Task input =>
···

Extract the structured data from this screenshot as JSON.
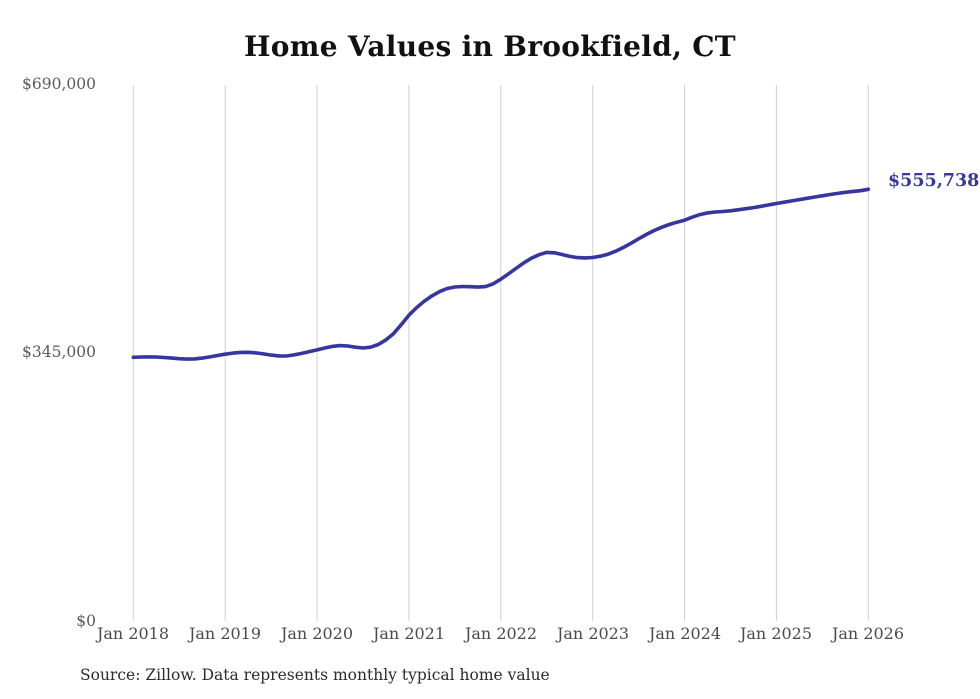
{
  "chart": {
    "title": "Home Values in Brookfield, CT",
    "end_label": "$555,738",
    "source_note": "Source: Zillow. Data represents monthly typical home value",
    "y_ticks": [
      "$690,000",
      "$345,000",
      "$0"
    ],
    "x_ticks": [
      "Jan 2018",
      "Jan 2019",
      "Jan 2020",
      "Jan 2021",
      "Jan 2022",
      "Jan 2023",
      "Jan 2024",
      "Jan 2025",
      "Jan 2026"
    ],
    "colors": {
      "line": "#3636a0",
      "grid": "#cfcfcf",
      "y_label_text": "#5a5a5a",
      "x_label_text": "#4a4a4a",
      "title_text": "#111111",
      "source_text": "#2b2b2b",
      "background": "#ffffff"
    }
  },
  "chart_data": {
    "type": "line",
    "title": "Home Values in Brookfield, CT",
    "xlabel": "",
    "ylabel": "",
    "x_unit": "month",
    "x_range": [
      "Jan 2018",
      "Jan 2026"
    ],
    "x_tick_labels": [
      "Jan 2018",
      "Jan 2019",
      "Jan 2020",
      "Jan 2021",
      "Jan 2022",
      "Jan 2023",
      "Jan 2024",
      "Jan 2025",
      "Jan 2026"
    ],
    "ylim": [
      0,
      690000
    ],
    "y_tick_values": [
      0,
      345000,
      690000
    ],
    "y_tick_labels": [
      "$0",
      "$345,000",
      "$690,000"
    ],
    "grid": "vertical-only",
    "legend": "none",
    "annotation": {
      "text": "$555,738",
      "position": "line-end",
      "value": 555738
    },
    "series": [
      {
        "name": "Typical home value (USD)",
        "start": "2018-01",
        "interval_months": 1,
        "values": [
          339500,
          339800,
          340000,
          339800,
          339200,
          338400,
          337600,
          337200,
          337400,
          338400,
          340000,
          341800,
          343400,
          344900,
          345800,
          345900,
          345100,
          343800,
          342300,
          341300,
          341100,
          342500,
          344500,
          346800,
          349000,
          351500,
          353500,
          354500,
          354000,
          352500,
          351500,
          352500,
          356000,
          362000,
          370000,
          381500,
          393700,
          403500,
          411500,
          418500,
          424000,
          428000,
          430000,
          430600,
          430300,
          429800,
          430500,
          434000,
          440000,
          447000,
          454000,
          461000,
          467000,
          471500,
          474500,
          474000,
          471800,
          469300,
          467800,
          467400,
          468000,
          469600,
          472200,
          476000,
          480800,
          486200,
          492000,
          497600,
          502600,
          506800,
          510400,
          513400,
          516000,
          519800,
          523200,
          525400,
          526500,
          527200,
          528100,
          529300,
          530700,
          532200,
          533800,
          535600,
          537400,
          539100,
          540800,
          542500,
          544200,
          545800,
          547400,
          549000,
          550500,
          551900,
          553000,
          553900,
          555738
        ]
      }
    ]
  }
}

···

Stated problem =>
Transcribe the entries above verbatim, omitting their pictures.

Response to this exercise =>
Extract the structured data from this screenshot as JSON.
{
  "chart": {
    "title": "Home Values in Brookfield, CT",
    "end_label": "$555,738",
    "source_note": "Source: Zillow. Data represents monthly typical home value",
    "y_ticks": [
      "$690,000",
      "$345,000",
      "$0"
    ],
    "x_ticks": [
      "Jan 2018",
      "Jan 2019",
      "Jan 2020",
      "Jan 2021",
      "Jan 2022",
      "Jan 2023",
      "Jan 2024",
      "Jan 2025",
      "Jan 2026"
    ],
    "colors": {
      "line": "#3636a0",
      "grid": "#cfcfcf",
      "y_label_text": "#5a5a5a",
      "x_label_text": "#4a4a4a",
      "title_text": "#111111",
      "source_text": "#2b2b2b",
      "background": "#ffffff"
    }
  },
  "chart_data": {
    "type": "line",
    "title": "Home Values in Brookfield, CT",
    "xlabel": "",
    "ylabel": "",
    "x_unit": "month",
    "x_range": [
      "Jan 2018",
      "Jan 2026"
    ],
    "x_tick_labels": [
      "Jan 2018",
      "Jan 2019",
      "Jan 2020",
      "Jan 2021",
      "Jan 2022",
      "Jan 2023",
      "Jan 2024",
      "Jan 2025",
      "Jan 2026"
    ],
    "ylim": [
      0,
      690000
    ],
    "y_tick_values": [
      0,
      345000,
      690000
    ],
    "y_tick_labels": [
      "$0",
      "$345,000",
      "$690,000"
    ],
    "grid": "vertical-only",
    "legend": "none",
    "annotation": {
      "text": "$555,738",
      "position": "line-end",
      "value": 555738
    },
    "series": [
      {
        "name": "Typical home value (USD)",
        "start": "2018-01",
        "interval_months": 1,
        "values": [
          339500,
          339800,
          340000,
          339800,
          339200,
          338400,
          337600,
          337200,
          337400,
          338400,
          340000,
          341800,
          343400,
          344900,
          345800,
          345900,
          345100,
          343800,
          342300,
          341300,
          341100,
          342500,
          344500,
          346800,
          349000,
          351500,
          353500,
          354500,
          354000,
          352500,
          351500,
          352500,
          356000,
          362000,
          370000,
          381500,
          393700,
          403500,
          411500,
          418500,
          424000,
          428000,
          430000,
          430600,
          430300,
          429800,
          430500,
          434000,
          440000,
          447000,
          454000,
          461000,
          467000,
          471500,
          474500,
          474000,
          471800,
          469300,
          467800,
          467400,
          468000,
          469600,
          472200,
          476000,
          480800,
          486200,
          492000,
          497600,
          502600,
          506800,
          510400,
          513400,
          516000,
          519800,
          523200,
          525400,
          526500,
          527200,
          528100,
          529300,
          530700,
          532200,
          533800,
          535600,
          537400,
          539100,
          540800,
          542500,
          544200,
          545800,
          547400,
          549000,
          550500,
          551900,
          553000,
          553900,
          555738
        ]
      }
    ]
  }
}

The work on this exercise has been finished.